OBJECTIVE: Write out every entry exactly as it appears.

— Start of MATERIAL FOR THE TASK —

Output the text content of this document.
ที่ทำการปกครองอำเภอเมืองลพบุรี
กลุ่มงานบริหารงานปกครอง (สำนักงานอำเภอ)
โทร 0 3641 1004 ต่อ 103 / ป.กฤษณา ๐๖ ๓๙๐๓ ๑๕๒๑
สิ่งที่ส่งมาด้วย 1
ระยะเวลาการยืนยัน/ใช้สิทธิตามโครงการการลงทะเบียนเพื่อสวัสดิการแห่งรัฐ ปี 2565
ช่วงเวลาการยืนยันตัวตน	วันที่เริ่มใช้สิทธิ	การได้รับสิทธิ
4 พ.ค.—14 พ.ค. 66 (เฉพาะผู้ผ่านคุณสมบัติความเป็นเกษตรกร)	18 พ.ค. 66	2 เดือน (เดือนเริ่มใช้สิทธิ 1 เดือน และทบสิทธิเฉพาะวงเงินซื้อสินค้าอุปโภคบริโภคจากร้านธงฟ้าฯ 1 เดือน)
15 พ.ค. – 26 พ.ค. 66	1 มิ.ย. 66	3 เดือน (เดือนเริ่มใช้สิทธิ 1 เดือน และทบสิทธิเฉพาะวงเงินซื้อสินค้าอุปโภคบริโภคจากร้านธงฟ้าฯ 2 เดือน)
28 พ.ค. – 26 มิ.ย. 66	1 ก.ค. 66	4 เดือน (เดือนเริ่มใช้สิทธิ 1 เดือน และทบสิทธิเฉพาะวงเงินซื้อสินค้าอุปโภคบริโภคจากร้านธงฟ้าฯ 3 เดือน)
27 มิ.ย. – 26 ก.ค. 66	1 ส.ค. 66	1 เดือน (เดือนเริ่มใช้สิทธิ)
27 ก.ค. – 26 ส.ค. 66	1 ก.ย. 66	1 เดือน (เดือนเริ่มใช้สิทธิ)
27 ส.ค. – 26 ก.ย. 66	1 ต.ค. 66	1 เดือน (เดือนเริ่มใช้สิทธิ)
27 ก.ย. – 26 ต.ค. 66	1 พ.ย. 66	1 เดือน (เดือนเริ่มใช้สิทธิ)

— End of MATERIAL FOR THE TASK —

OUTPUT:
Output the text content of this document.
ที่ทำการปกครองอำเภอเมืองลพบุรี
กลุ่มงานบริหารงานปกครอง (สำนักงานอำเภอ)
โทร 0 3641 1004 ต่อ 103 / ป.กฤษณา ๐๖ ๓๙๐๓ ๑๕๒๑
สิ่งที่ส่งมาด้วย 1
ระยะเวลาการยืนยัน/ใช้สิทธิตามโครงการการลงทะเบียนเพื่อสวัสดิการแห่งรัฐ ปี 2565
ช่วงเวลาการยืนยันตัวตน	วันที่เริ่มใช้สิทธิ	การได้รับสิทธิ
4 พ.ค.—14 พ.ค. 66 (เฉพาะผู้ผ่านคุณสมบัติความเป็นเกษตรกร)	18 พ.ค. 66	2 เดือน (เดือนเริ่มใช้สิทธิ 1 เดือน และทบสิทธิเฉพาะวงเงินซื้อสินค้าอุปโภคบริโภคจากร้านธงฟ้าฯ 1 เดือน)
15 พ.ค. – 26 พ.ค. 66	1 มิ.ย. 66	3 เดือน (เดือนเริ่มใช้สิทธิ 1 เดือน และทบสิทธิเฉพาะวงเงินซื้อสินค้าอุปโภคบริโภคจากร้านธงฟ้าฯ 2 เดือน)
28 พ.ค. – 26 มิ.ย. 66	1 ก.ค. 66	4 เดือน (เดือนเริ่มใช้สิทธิ 1 เดือน และทบสิทธิเฉพาะวงเงินซื้อสินค้าอุปโภคบริโภคจากร้านธงฟ้าฯ 3 เดือน)
27 มิ.ย. – 26 ก.ค. 66	1 ส.ค. 66	1 เดือน (เดือนเริ่มใช้สิทธิ)
27 ก.ค. – 26 ส.ค. 66	1 ก.ย. 66	1 เดือน (เดือนเริ่มใช้สิทธิ)
27 ส.ค. – 26 ก.ย. 66	1 ต.ค. 66	1 เดือน (เดือนเริ่มใช้สิทธิ)
27 ก.ย. – 26 ต.ค. 66	1 พ.ย. 66	1 เดือน (เดือนเริ่มใช้สิทธิ)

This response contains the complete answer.